* **Given exercise**:
Omit the pictures, then write out every entry exactly as it reads.

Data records
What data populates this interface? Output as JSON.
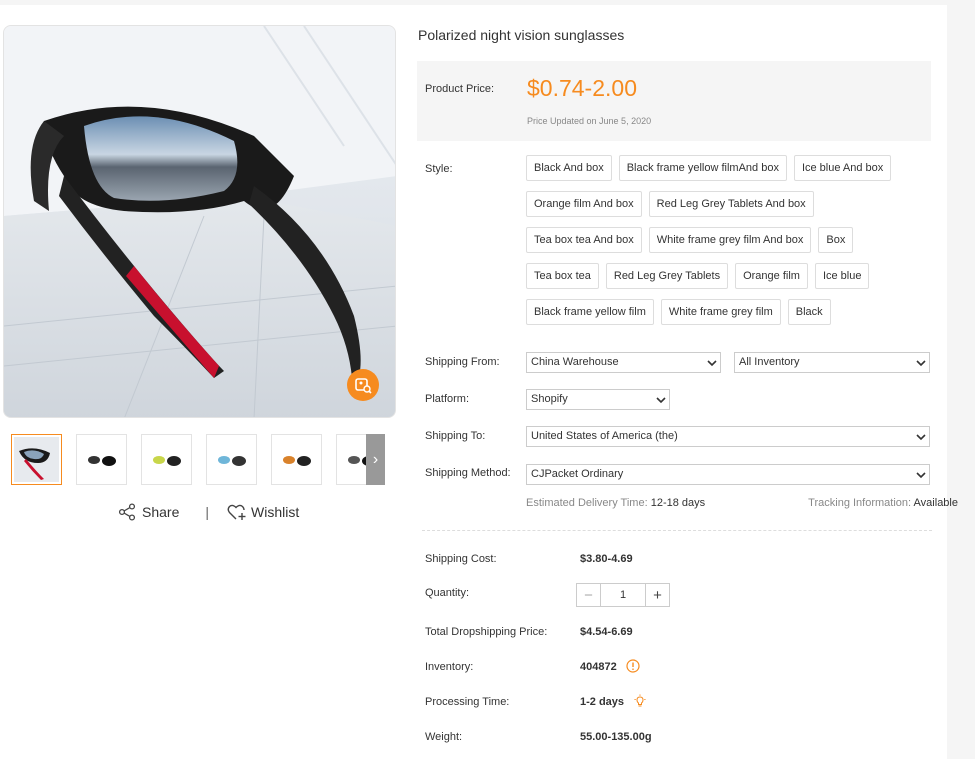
{
  "product": {
    "title": "Polarized night vision sunglasses",
    "price_label": "Product Price:",
    "price": "$0.74-2.00",
    "price_updated": "Price Updated on June 5, 2020"
  },
  "style": {
    "label": "Style:",
    "options": [
      "Black And box",
      "Black frame yellow filmAnd box",
      "Ice blue And box",
      "Orange film And box",
      "Red Leg Grey Tablets And box",
      "Tea box tea And box",
      "White frame grey film And box",
      "Box",
      "Tea box tea",
      "Red Leg Grey Tablets",
      "Orange film",
      "Ice blue",
      "Black frame yellow film",
      "White frame grey film",
      "Black"
    ]
  },
  "shipping": {
    "from_label": "Shipping From:",
    "from_value": "China Warehouse",
    "inventory_value": "All Inventory",
    "platform_label": "Platform:",
    "platform_value": "Shopify",
    "to_label": "Shipping To:",
    "to_value": "United States of America (the)",
    "method_label": "Shipping Method:",
    "method_value": "CJPacket Ordinary",
    "est_label": "Estimated Delivery Time:",
    "est_value": "12-18 days",
    "tracking_label": "Tracking Information:",
    "tracking_value": "Available"
  },
  "summary": {
    "cost_label": "Shipping Cost:",
    "cost_value": "$3.80-4.69",
    "qty_label": "Quantity:",
    "qty_value": "1",
    "qty_minus": "−",
    "qty_plus": "+",
    "total_label": "Total Dropshipping Price:",
    "total_value": "$4.54-6.69",
    "inventory_label": "Inventory:",
    "inventory_value": "404872",
    "processing_label": "Processing Time:",
    "processing_value": "1-2 days",
    "weight_label": "Weight:",
    "weight_value": "55.00-135.00g"
  },
  "actions": {
    "share": "Share",
    "separator": "|",
    "wishlist": "Wishlist"
  },
  "gallery": {
    "thumb_count": 6,
    "next_arrow": "›"
  },
  "icons": {
    "zoom": "image-search-icon",
    "share": "share-icon",
    "wishlist": "heart-plus-icon",
    "inventory_info": "info-circle-icon",
    "processing": "bulb-icon",
    "select_arrow": "chevron-down-icon"
  },
  "colors": {
    "accent": "#f68b1f",
    "price_bg": "#f5f5f5"
  }
}
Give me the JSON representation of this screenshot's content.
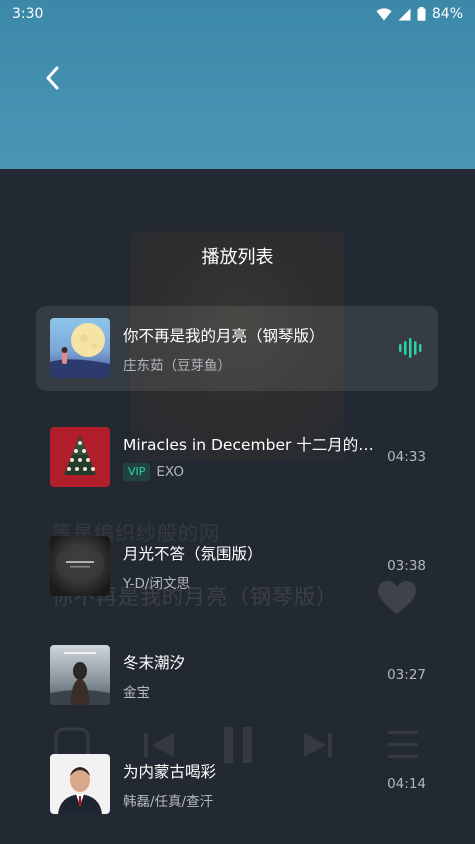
{
  "status_bar": {
    "time": "3:30",
    "battery": "84%",
    "icons": [
      "wifi-icon",
      "signal-icon",
      "battery-icon"
    ]
  },
  "header": {
    "back_icon": "chevron-left-icon"
  },
  "background_player": {
    "lyric_line": "等是编织纱般的网",
    "song_title": "你不再是我的月亮（钢琴版）"
  },
  "playlist": {
    "title": "播放列表",
    "tracks": [
      {
        "title": "你不再是我的月亮（钢琴版）",
        "artist": "庄东茹（豆芽鱼）",
        "duration": "",
        "vip": "",
        "playing": true
      },
      {
        "title": "Miracles in December 十二月的奇迹",
        "artist": "EXO",
        "duration": "04:33",
        "vip": "VIP",
        "playing": false
      },
      {
        "title": "月光不答（氛围版）",
        "artist": "Y-D/闭文思",
        "duration": "03:38",
        "vip": "",
        "playing": false
      },
      {
        "title": "冬末潮汐",
        "artist": "金宝",
        "duration": "03:27",
        "vip": "",
        "playing": false
      },
      {
        "title": "为内蒙古喝彩",
        "artist": "韩磊/任真/查汗",
        "duration": "04:14",
        "vip": "",
        "playing": false
      }
    ]
  },
  "colors": {
    "header": "#3b88a8",
    "background": "#232932",
    "accent": "#2ed1a3",
    "secondary_text": "#b3b8bf"
  }
}
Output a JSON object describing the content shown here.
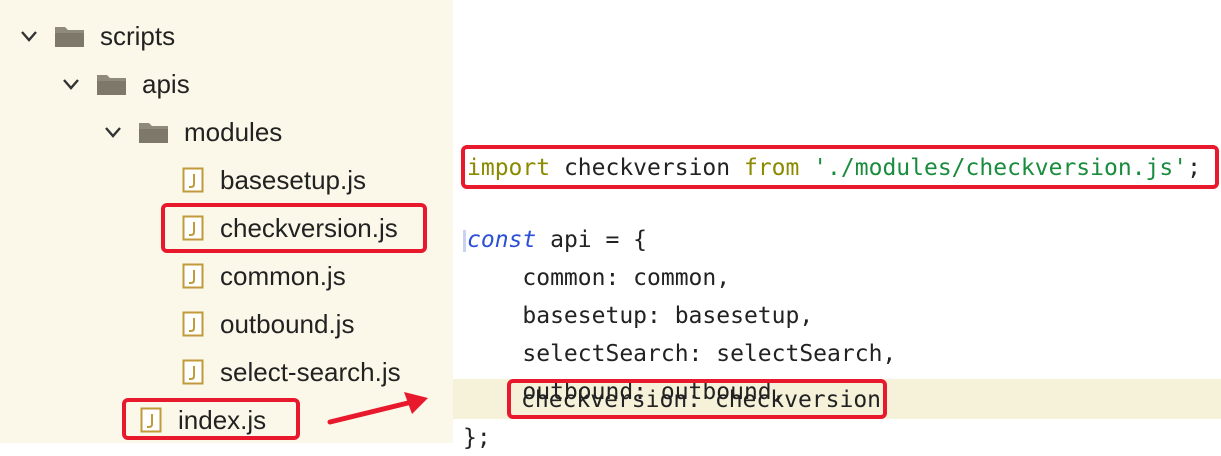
{
  "tree": {
    "items": [
      {
        "label": "scripts",
        "type": "folder",
        "expanded": true
      },
      {
        "label": "apis",
        "type": "folder",
        "expanded": true
      },
      {
        "label": "modules",
        "type": "folder",
        "expanded": true
      },
      {
        "label": "basesetup.js",
        "type": "file"
      },
      {
        "label": "checkversion.js",
        "type": "file",
        "highlighted": true
      },
      {
        "label": "common.js",
        "type": "file"
      },
      {
        "label": "outbound.js",
        "type": "file"
      },
      {
        "label": "select-search.js",
        "type": "file"
      },
      {
        "label": "index.js",
        "type": "file",
        "highlighted": true
      }
    ]
  },
  "code": {
    "import_kw": "import",
    "import_name": " checkversion ",
    "from_kw": "from",
    "import_path": " './modules/checkversion.js'",
    "import_semi": ";",
    "const_kw": "const",
    "const_rest": " api = {",
    "lines": [
      "    common: common,",
      "    basesetup: basesetup,",
      "    selectSearch: selectSearch,",
      "    outbound: outbound,"
    ],
    "highlight_line": "checkversion: checkversion",
    "close": "};"
  },
  "colors": {
    "tree_bg": "#fbf8ea",
    "highlight_border": "#e8192c",
    "folder": "#8f8a7a",
    "keyword_import": "#8a8a00",
    "keyword_const": "#2b4fd6",
    "string": "#1a8c3e",
    "current_line_bg": "#f6f2da"
  }
}
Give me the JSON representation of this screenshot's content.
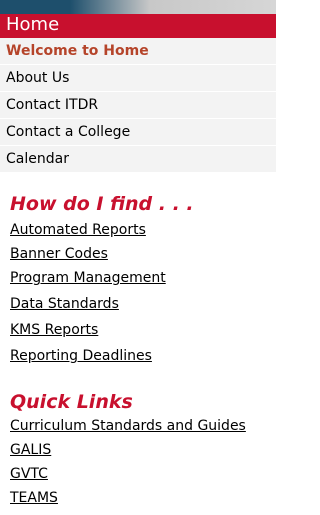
{
  "header": {
    "title": "Home"
  },
  "menu": {
    "items": [
      {
        "label": "Welcome to Home",
        "active": true
      },
      {
        "label": "About Us"
      },
      {
        "label": "Contact ITDR"
      },
      {
        "label": "Contact a College"
      },
      {
        "label": "Calendar"
      }
    ]
  },
  "how_do_i_find": {
    "title": "How do I find . . .",
    "links": [
      "Automated Reports",
      "Banner Codes",
      "Program Management",
      "Data Standards",
      "KMS Reports",
      "Reporting Deadlines"
    ]
  },
  "quick_links": {
    "title": "Quick Links",
    "links": [
      "Curriculum Standards and Guides",
      "GALIS",
      "GVTC",
      "TEAMS"
    ]
  },
  "colors": {
    "accent_red": "#c8102e",
    "active_text": "#b5442a",
    "header_blue": "#1e4f6c",
    "menu_bg": "#f3f3f3"
  }
}
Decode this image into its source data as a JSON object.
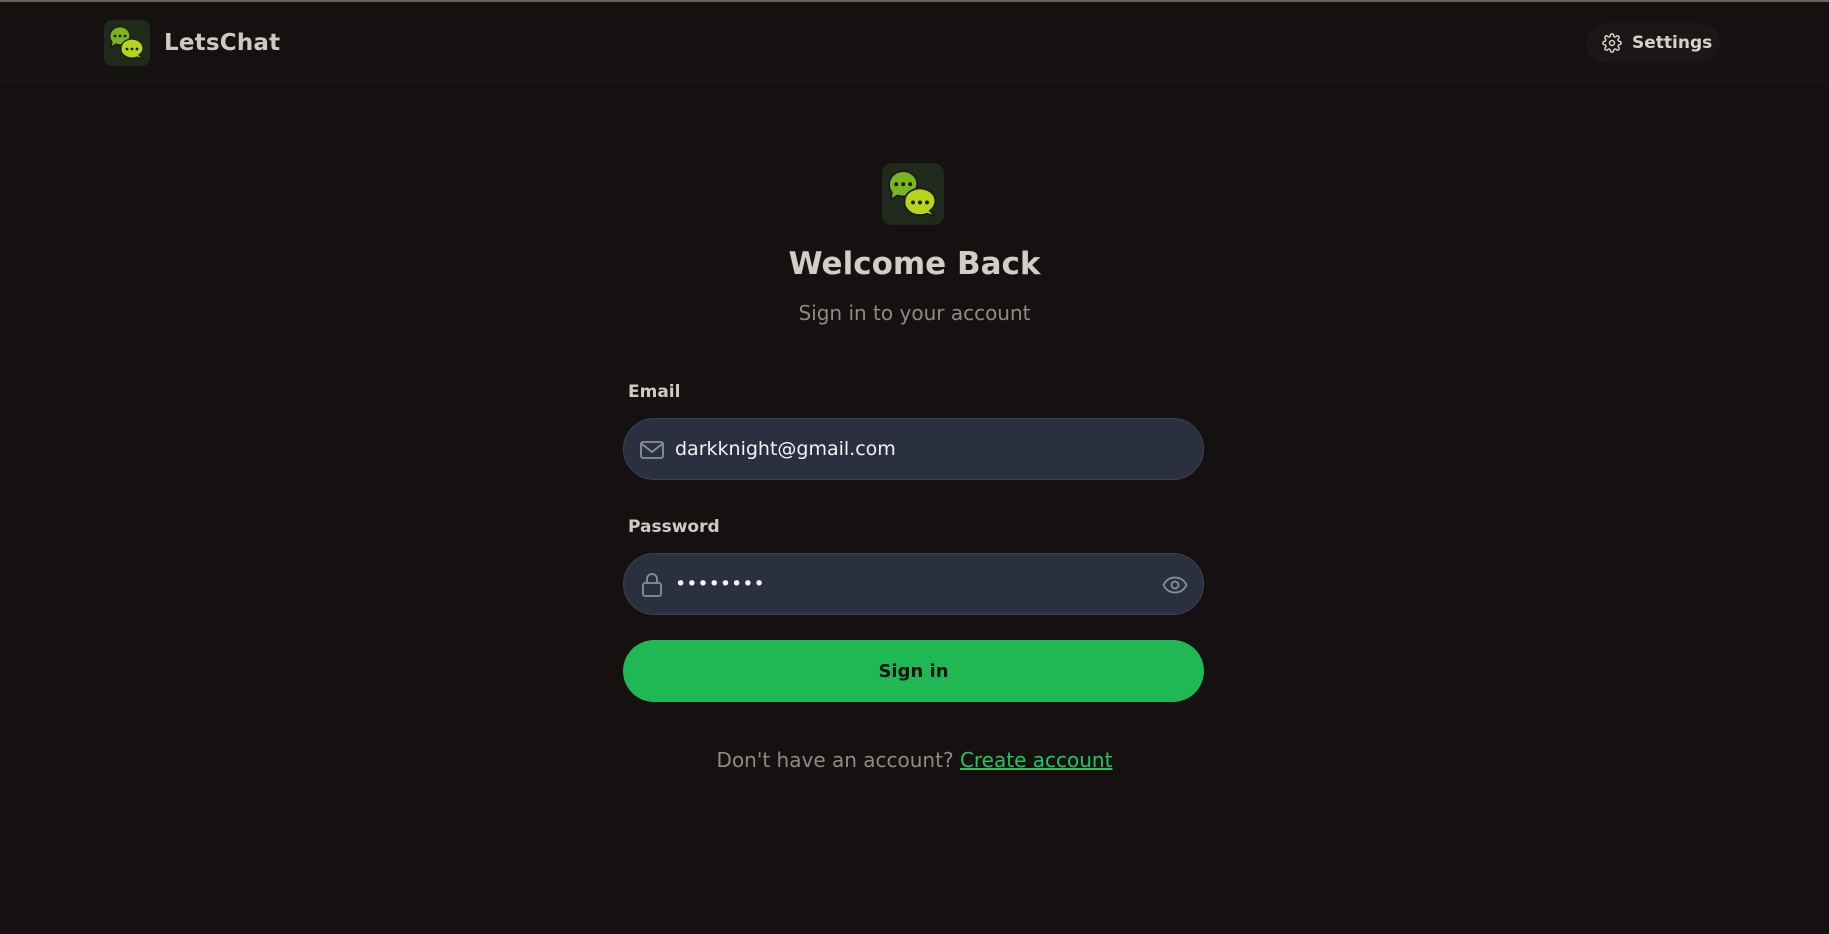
{
  "app": {
    "name": "LetsChat"
  },
  "nav": {
    "settings_label": "Settings",
    "settings_icon": "gear-icon",
    "logo_icon": "chat-bubbles-logo"
  },
  "login": {
    "title": "Welcome Back",
    "subtitle": "Sign in to your account",
    "email_label": "Email",
    "email_value": "darkknight@gmail.com",
    "email_icon": "mail-icon",
    "password_label": "Password",
    "password_value": "darkpass",
    "password_icon": "lock-icon",
    "visibility_icon": "eye-icon",
    "submit_label": "Sign in",
    "footer_text": "Don't have an account?",
    "create_link": "Create account"
  },
  "colors": {
    "background": "#151111",
    "accent": "#22c55e",
    "input_bg": "#2b3040",
    "logo_green": "#7ab51d"
  }
}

* **Output for this task**:
What data populates this interface? Output as JSON.
{
  "product": {
    "title": "Polarized night vision sunglasses",
    "price_label": "Product Price:",
    "price": "$0.74-2.00",
    "price_updated": "Price Updated on June 5, 2020"
  },
  "style": {
    "label": "Style:",
    "options": [
      "Black And box",
      "Black frame yellow filmAnd box",
      "Ice blue And box",
      "Orange film And box",
      "Red Leg Grey Tablets And box",
      "Tea box tea And box",
      "White frame grey film And box",
      "Box",
      "Tea box tea",
      "Red Leg Grey Tablets",
      "Orange film",
      "Ice blue",
      "Black frame yellow film",
      "White frame grey film",
      "Black"
    ]
  },
  "shipping": {
    "from_label": "Shipping From:",
    "from_value": "China Warehouse",
    "inventory_value": "All Inventory",
    "platform_label": "Platform:",
    "platform_value": "Shopify",
    "to_label": "Shipping To:",
    "to_value": "United States of America (the)",
    "method_label": "Shipping Method:",
    "method_value": "CJPacket Ordinary",
    "est_label": "Estimated Delivery Time:",
    "est_value": "12-18 days",
    "tracking_label": "Tracking Information:",
    "tracking_value": "Available"
  },
  "summary": {
    "cost_label": "Shipping Cost:",
    "cost_value": "$3.80-4.69",
    "qty_label": "Quantity:",
    "qty_value": "1",
    "qty_minus": "−",
    "qty_plus": "+",
    "total_label": "Total Dropshipping Price:",
    "total_value": "$4.54-6.69",
    "inventory_label": "Inventory:",
    "inventory_value": "404872",
    "processing_label": "Processing Time:",
    "processing_value": "1-2 days",
    "weight_label": "Weight:",
    "weight_value": "55.00-135.00g"
  },
  "actions": {
    "share": "Share",
    "separator": "|",
    "wishlist": "Wishlist"
  },
  "gallery": {
    "thumb_count": 6,
    "next_arrow": "›"
  },
  "icons": {
    "zoom": "image-search-icon",
    "share": "share-icon",
    "wishlist": "heart-plus-icon",
    "inventory_info": "info-circle-icon",
    "processing": "bulb-icon",
    "select_arrow": "chevron-down-icon"
  },
  "colors": {
    "accent": "#f68b1f",
    "price_bg": "#f5f5f5"
  }
}
Give me the JSON representation of this screenshot's content.
{
  "status_bar": {
    "time": "3:30",
    "battery": "84%",
    "icons": [
      "wifi-icon",
      "signal-icon",
      "battery-icon"
    ]
  },
  "header": {
    "back_icon": "chevron-left-icon"
  },
  "background_player": {
    "lyric_line": "等是编织纱般的网",
    "song_title": "你不再是我的月亮（钢琴版）"
  },
  "playlist": {
    "title": "播放列表",
    "tracks": [
      {
        "title": "你不再是我的月亮（钢琴版）",
        "artist": "庄东茹（豆芽鱼）",
        "duration": "",
        "vip": "",
        "playing": true
      },
      {
        "title": "Miracles in December 十二月的奇迹",
        "artist": "EXO",
        "duration": "04:33",
        "vip": "VIP",
        "playing": false
      },
      {
        "title": "月光不答（氛围版）",
        "artist": "Y-D/闭文思",
        "duration": "03:38",
        "vip": "",
        "playing": false
      },
      {
        "title": "冬末潮汐",
        "artist": "金宝",
        "duration": "03:27",
        "vip": "",
        "playing": false
      },
      {
        "title": "为内蒙古喝彩",
        "artist": "韩磊/任真/查汗",
        "duration": "04:14",
        "vip": "",
        "playing": false
      }
    ]
  },
  "colors": {
    "header": "#3b88a8",
    "background": "#232932",
    "accent": "#2ed1a3",
    "secondary_text": "#b3b8bf"
  }
}
Output a JSON object describing the content shown here.
{
  "tree": {
    "items": [
      {
        "label": "scripts",
        "type": "folder",
        "expanded": true
      },
      {
        "label": "apis",
        "type": "folder",
        "expanded": true
      },
      {
        "label": "modules",
        "type": "folder",
        "expanded": true
      },
      {
        "label": "basesetup.js",
        "type": "file"
      },
      {
        "label": "checkversion.js",
        "type": "file",
        "highlighted": true
      },
      {
        "label": "common.js",
        "type": "file"
      },
      {
        "label": "outbound.js",
        "type": "file"
      },
      {
        "label": "select-search.js",
        "type": "file"
      },
      {
        "label": "index.js",
        "type": "file",
        "highlighted": true
      }
    ]
  },
  "code": {
    "import_kw": "import",
    "import_name": " checkversion ",
    "from_kw": "from",
    "import_path": " './modules/checkversion.js'",
    "import_semi": ";",
    "const_kw": "const",
    "const_rest": " api = {",
    "lines": [
      "    common: common,",
      "    basesetup: basesetup,",
      "    selectSearch: selectSearch,",
      "    outbound: outbound,"
    ],
    "highlight_line": "checkversion: checkversion",
    "close": "};"
  },
  "colors": {
    "tree_bg": "#fbf8ea",
    "highlight_border": "#e8192c",
    "folder": "#8f8a7a",
    "keyword_import": "#8a8a00",
    "keyword_const": "#2b4fd6",
    "string": "#1a8c3e",
    "current_line_bg": "#f6f2da"
  }
}
Give me the JSON representation of this screenshot's content.
{
  "header": {
    "title": "Home"
  },
  "menu": {
    "items": [
      {
        "label": "Welcome to Home",
        "active": true
      },
      {
        "label": "About Us"
      },
      {
        "label": "Contact ITDR"
      },
      {
        "label": "Contact a College"
      },
      {
        "label": "Calendar"
      }
    ]
  },
  "how_do_i_find": {
    "title": "How do I find . . .",
    "links": [
      "Automated Reports",
      "Banner Codes",
      "Program Management",
      "Data Standards",
      "KMS Reports",
      "Reporting Deadlines"
    ]
  },
  "quick_links": {
    "title": "Quick Links",
    "links": [
      "Curriculum Standards and Guides",
      "GALIS",
      "GVTC",
      "TEAMS"
    ]
  },
  "colors": {
    "accent_red": "#c8102e",
    "active_text": "#b5442a",
    "header_blue": "#1e4f6c",
    "menu_bg": "#f3f3f3"
  }
}
Decode this image into its source data as a JSON object.
{
  "app": {
    "name": "LetsChat"
  },
  "nav": {
    "settings_label": "Settings",
    "settings_icon": "gear-icon",
    "logo_icon": "chat-bubbles-logo"
  },
  "login": {
    "title": "Welcome Back",
    "subtitle": "Sign in to your account",
    "email_label": "Email",
    "email_value": "darkknight@gmail.com",
    "email_icon": "mail-icon",
    "password_label": "Password",
    "password_value": "darkpass",
    "password_icon": "lock-icon",
    "visibility_icon": "eye-icon",
    "submit_label": "Sign in",
    "footer_text": "Don't have an account?",
    "create_link": "Create account"
  },
  "colors": {
    "background": "#151111",
    "accent": "#22c55e",
    "input_bg": "#2b3040",
    "logo_green": "#7ab51d"
  }
}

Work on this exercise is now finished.